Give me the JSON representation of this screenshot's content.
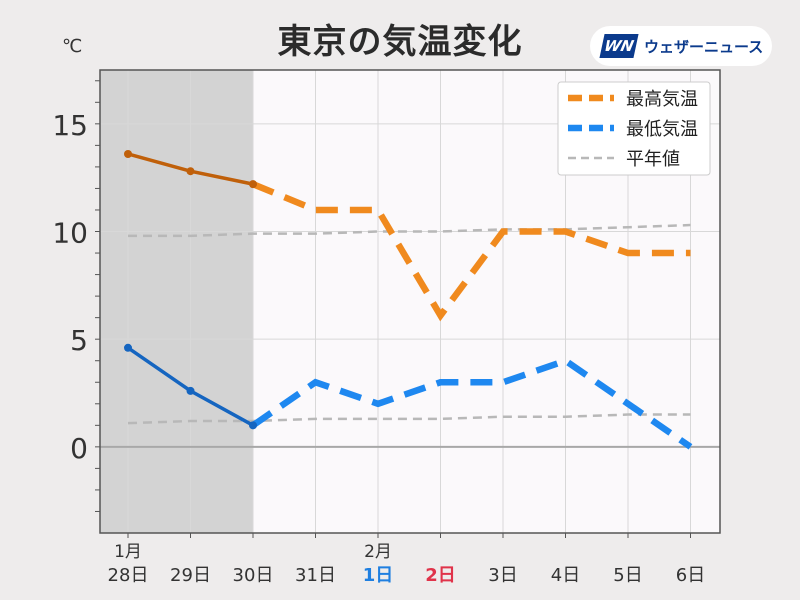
{
  "title": "東京の気温変化",
  "unit_label": "℃",
  "logo": {
    "mark": "WN",
    "text": "ウェザーニュース",
    "color": "#0b3a8c"
  },
  "chart_data": {
    "type": "line",
    "categories": [
      "28日",
      "29日",
      "30日",
      "31日",
      "1日",
      "2日",
      "3日",
      "4日",
      "5日",
      "6日"
    ],
    "month_labels": [
      {
        "index": 0,
        "label": "1月"
      },
      {
        "index": 4,
        "label": "2月"
      }
    ],
    "category_colors": [
      "#333333",
      "#333333",
      "#333333",
      "#333333",
      "#1f7fe0",
      "#e0334a",
      "#333333",
      "#333333",
      "#333333",
      "#333333"
    ],
    "observed_through_index": 2,
    "ylim": [
      -4,
      17.5
    ],
    "yticks": [
      0,
      5,
      10,
      15
    ],
    "grid": true,
    "legend_position": "top-right",
    "series": [
      {
        "name": "最高気温",
        "values": [
          13.6,
          12.8,
          12.2,
          11.0,
          11.0,
          6.1,
          10.0,
          10.0,
          9.0,
          9.0
        ],
        "observed_color": "#c0600a",
        "forecast_color": "#f08a1e"
      },
      {
        "name": "最低気温",
        "values": [
          4.6,
          2.6,
          1.0,
          3.0,
          2.0,
          3.0,
          3.0,
          4.0,
          2.0,
          0.0
        ],
        "observed_color": "#1565c0",
        "forecast_color": "#1e88f0"
      },
      {
        "name": "平年値",
        "values": [
          9.8,
          9.8,
          9.9,
          9.9,
          10.0,
          10.0,
          10.1,
          10.1,
          10.2,
          10.3
        ],
        "color": "#b8b8b8"
      },
      {
        "name": "",
        "values": [
          1.1,
          1.2,
          1.2,
          1.3,
          1.3,
          1.3,
          1.4,
          1.4,
          1.5,
          1.5
        ],
        "color": "#b8b8b8"
      }
    ]
  }
}
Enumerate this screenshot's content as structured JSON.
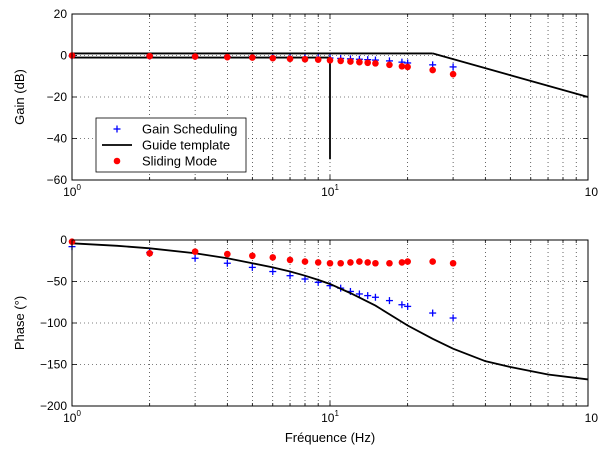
{
  "chart_data": [
    {
      "type": "line",
      "ylabel": "Gain (dB)",
      "xscale": "log",
      "xlim": [
        1,
        100
      ],
      "ylim": [
        -60,
        20
      ],
      "yticks": [
        20,
        0,
        -20,
        -40,
        -60
      ],
      "xtick_labels": [
        {
          "base": "10",
          "exp": "0"
        },
        {
          "base": "10",
          "exp": "1"
        },
        {
          "base": "10",
          "exp": ""
        }
      ],
      "grid": true,
      "legend": {
        "placement": "lower-left",
        "entries": [
          "Gain Scheduling",
          "Guide template",
          "Sliding Mode"
        ]
      },
      "series": [
        {
          "name": "Gain Scheduling",
          "style": "marker-plus",
          "color": "#0000ff",
          "x": [
            1,
            2,
            3,
            4,
            5,
            6,
            7,
            8,
            9,
            10,
            11,
            12,
            13,
            14,
            15,
            17,
            19,
            20,
            25,
            30
          ],
          "y": [
            -0.2,
            -0.3,
            -0.4,
            -0.5,
            -0.6,
            -0.7,
            -0.8,
            -0.9,
            -1.0,
            -1.2,
            -1.4,
            -1.6,
            -1.8,
            -2.0,
            -2.2,
            -2.6,
            -3.2,
            -3.6,
            -4.5,
            -5.5
          ]
        },
        {
          "name": "Guide template",
          "style": "line",
          "color": "#000000",
          "segments": [
            {
              "x": [
                1,
                25
              ],
              "y": [
                1,
                1
              ]
            },
            {
              "x": [
                25,
                100
              ],
              "y": [
                1,
                -20
              ]
            },
            {
              "x": [
                1,
                10,
                10
              ],
              "y": [
                -1,
                -1,
                -50
              ]
            }
          ]
        },
        {
          "name": "Sliding Mode",
          "style": "marker-dot",
          "color": "#ff0000",
          "x": [
            1,
            2,
            3,
            4,
            5,
            6,
            7,
            8,
            9,
            10,
            11,
            12,
            13,
            14,
            15,
            17,
            19,
            20,
            25,
            30
          ],
          "y": [
            0,
            -0.3,
            -0.5,
            -0.8,
            -1.0,
            -1.3,
            -1.6,
            -1.8,
            -2.0,
            -2.3,
            -2.6,
            -2.9,
            -3.2,
            -3.5,
            -3.8,
            -4.5,
            -5.2,
            -5.5,
            -7.0,
            -9.0
          ]
        }
      ]
    },
    {
      "type": "line",
      "xlabel": "Fréquence (Hz)",
      "ylabel": "Phase (°)",
      "xscale": "log",
      "xlim": [
        1,
        100
      ],
      "ylim": [
        -200,
        0
      ],
      "yticks": [
        0,
        -50,
        -100,
        -150,
        -200
      ],
      "xtick_labels": [
        {
          "base": "10",
          "exp": "0"
        },
        {
          "base": "10",
          "exp": "1"
        },
        {
          "base": "10",
          "exp": ""
        }
      ],
      "grid": true,
      "series": [
        {
          "name": "Gain Scheduling",
          "style": "marker-plus",
          "color": "#0000ff",
          "x": [
            1,
            2,
            3,
            4,
            5,
            6,
            7,
            8,
            9,
            10,
            11,
            12,
            13,
            14,
            15,
            17,
            19,
            20,
            25,
            30
          ],
          "y": [
            -8,
            -15,
            -22,
            -28,
            -33,
            -38,
            -43,
            -47,
            -51,
            -55,
            -58,
            -62,
            -65,
            -67,
            -69,
            -73,
            -78,
            -80,
            -88,
            -94
          ]
        },
        {
          "name": "Guide template",
          "style": "line",
          "color": "#000000",
          "x": [
            1,
            1.5,
            2,
            3,
            4,
            5,
            6,
            7,
            8,
            9,
            10,
            12,
            15,
            20,
            25,
            30,
            40,
            50,
            70,
            100
          ],
          "y": [
            -4,
            -7,
            -10,
            -16,
            -22,
            -28,
            -33,
            -38,
            -43,
            -48,
            -53,
            -64,
            -79,
            -103,
            -119,
            -131,
            -146,
            -153,
            -162,
            -168
          ]
        },
        {
          "name": "Sliding Mode",
          "style": "marker-dot",
          "color": "#ff0000",
          "x": [
            1,
            2,
            3,
            4,
            5,
            6,
            7,
            8,
            9,
            10,
            11,
            12,
            13,
            14,
            15,
            17,
            19,
            20,
            25,
            30
          ],
          "y": [
            -2,
            -16,
            -14,
            -17,
            -19,
            -21,
            -24,
            -26,
            -27,
            -28,
            -28,
            -27,
            -26,
            -27,
            -28,
            -28,
            -27,
            -26,
            -26,
            -28
          ]
        }
      ]
    }
  ]
}
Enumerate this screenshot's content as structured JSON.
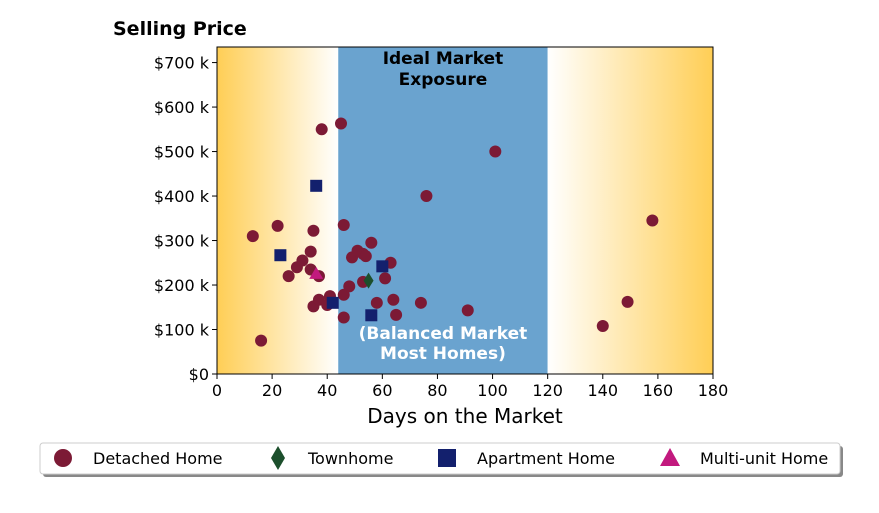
{
  "chart_data": {
    "type": "scatter",
    "title": "",
    "ylabel": "Selling Price",
    "xlabel": "Days on the Market",
    "xlim": [
      0,
      180
    ],
    "ylim": [
      0,
      735000
    ],
    "x_ticks": [
      0,
      20,
      40,
      60,
      80,
      100,
      120,
      140,
      160,
      180
    ],
    "x_tick_labels": [
      "0",
      "20",
      "40",
      "60",
      "80",
      "100",
      "120",
      "140",
      "160",
      "180"
    ],
    "y_ticks": [
      0,
      100000,
      200000,
      300000,
      400000,
      500000,
      600000,
      700000
    ],
    "y_tick_labels": [
      "$0",
      "$100 k",
      "$200 k",
      "$300 k",
      "$400 k",
      "$500 k",
      "$600 k",
      "$700 k"
    ],
    "grid": false,
    "legend_position": "bottom",
    "bands": [
      {
        "x_start": 44,
        "x_end": 120,
        "color": "#6aa3cf",
        "label_top": [
          "Ideal Market",
          "Exposure"
        ],
        "label_bottom": [
          "(Balanced Market",
          "Most Homes)"
        ]
      }
    ],
    "side_gradient_color": "#ffce55",
    "series": [
      {
        "name": "Detached Home",
        "marker": "circle",
        "color": "#7c1a35",
        "points": [
          [
            13,
            310000
          ],
          [
            16,
            75000
          ],
          [
            22,
            333000
          ],
          [
            26,
            220000
          ],
          [
            29,
            240000
          ],
          [
            31,
            255000
          ],
          [
            34,
            235000
          ],
          [
            34,
            275000
          ],
          [
            35,
            322000
          ],
          [
            35,
            152000
          ],
          [
            37,
            220000
          ],
          [
            37,
            167000
          ],
          [
            38,
            550000
          ],
          [
            40,
            155000
          ],
          [
            41,
            175000
          ],
          [
            45,
            563000
          ],
          [
            46,
            178000
          ],
          [
            46,
            335000
          ],
          [
            46,
            127000
          ],
          [
            48,
            197000
          ],
          [
            49,
            262000
          ],
          [
            51,
            277000
          ],
          [
            53,
            270000
          ],
          [
            53,
            207000
          ],
          [
            54,
            265000
          ],
          [
            56,
            295000
          ],
          [
            58,
            160000
          ],
          [
            61,
            215000
          ],
          [
            63,
            250000
          ],
          [
            64,
            167000
          ],
          [
            65,
            133000
          ],
          [
            74,
            160000
          ],
          [
            76,
            400000
          ],
          [
            91,
            143000
          ],
          [
            101,
            500000
          ],
          [
            140,
            108000
          ],
          [
            149,
            162000
          ],
          [
            158,
            345000
          ]
        ]
      },
      {
        "name": "Townhome",
        "marker": "diamond",
        "color": "#1c4f2c",
        "points": [
          [
            55,
            210000
          ]
        ]
      },
      {
        "name": "Apartment Home",
        "marker": "square",
        "color": "#13206d",
        "points": [
          [
            23,
            267000
          ],
          [
            36,
            423000
          ],
          [
            42,
            160000
          ],
          [
            56,
            132000
          ],
          [
            60,
            242000
          ]
        ]
      },
      {
        "name": "Multi-unit Home",
        "marker": "triangle",
        "color": "#c2197e",
        "points": [
          [
            36,
            225000
          ]
        ]
      }
    ]
  }
}
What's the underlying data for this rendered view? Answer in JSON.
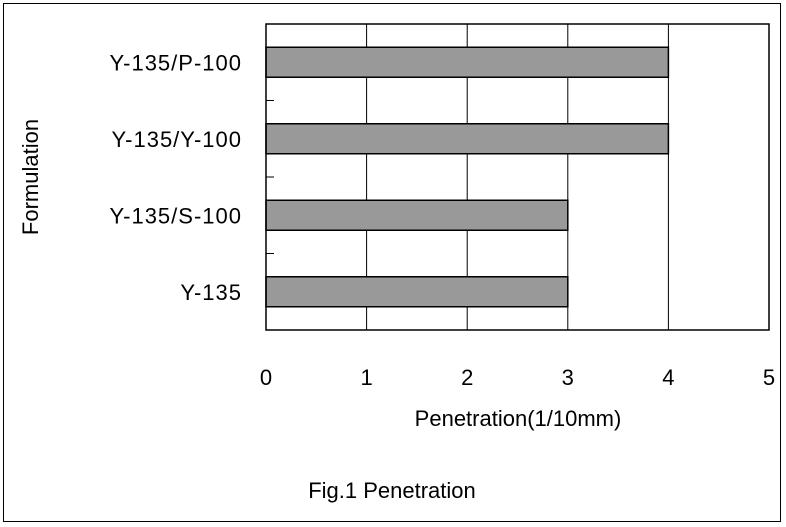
{
  "chart_data": {
    "type": "bar",
    "orientation": "horizontal",
    "categories": [
      "Y-135/P-100",
      "Y-135/Y-100",
      "Y-135/S-100",
      "Y-135"
    ],
    "values": [
      4,
      4,
      3,
      3
    ],
    "xlabel": "Penetration(1/10mm)",
    "ylabel": "Formulation",
    "xlim": [
      0,
      5
    ],
    "xticks": [
      "0",
      "1",
      "2",
      "3",
      "4",
      "5"
    ],
    "grid": "vertical",
    "legend": "none",
    "caption": "Fig.1 Penetration",
    "colors": {
      "bar_fill": "#999999",
      "bar_stroke": "#000000",
      "grid": "#000000",
      "background": "#ffffff"
    }
  }
}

---

> **EXERCISE DETAILS**: Quote, word for word and nothing more, every line from the line with "What's the underlying" to the end of the entries, including both ends; skip any pictures.

> **RESPONSE TO THE TASK**:
What's the underlying data for this rendered view? Answer in JSON.
{
  "chart_data": {
    "type": "bar",
    "orientation": "horizontal",
    "categories": [
      "Y-135/P-100",
      "Y-135/Y-100",
      "Y-135/S-100",
      "Y-135"
    ],
    "values": [
      4,
      4,
      3,
      3
    ],
    "xlabel": "Penetration(1/10mm)",
    "ylabel": "Formulation",
    "xlim": [
      0,
      5
    ],
    "xticks": [
      "0",
      "1",
      "2",
      "3",
      "4",
      "5"
    ],
    "grid": "vertical",
    "legend": "none",
    "caption": "Fig.1 Penetration",
    "colors": {
      "bar_fill": "#999999",
      "bar_stroke": "#000000",
      "grid": "#000000",
      "background": "#ffffff"
    }
  }
}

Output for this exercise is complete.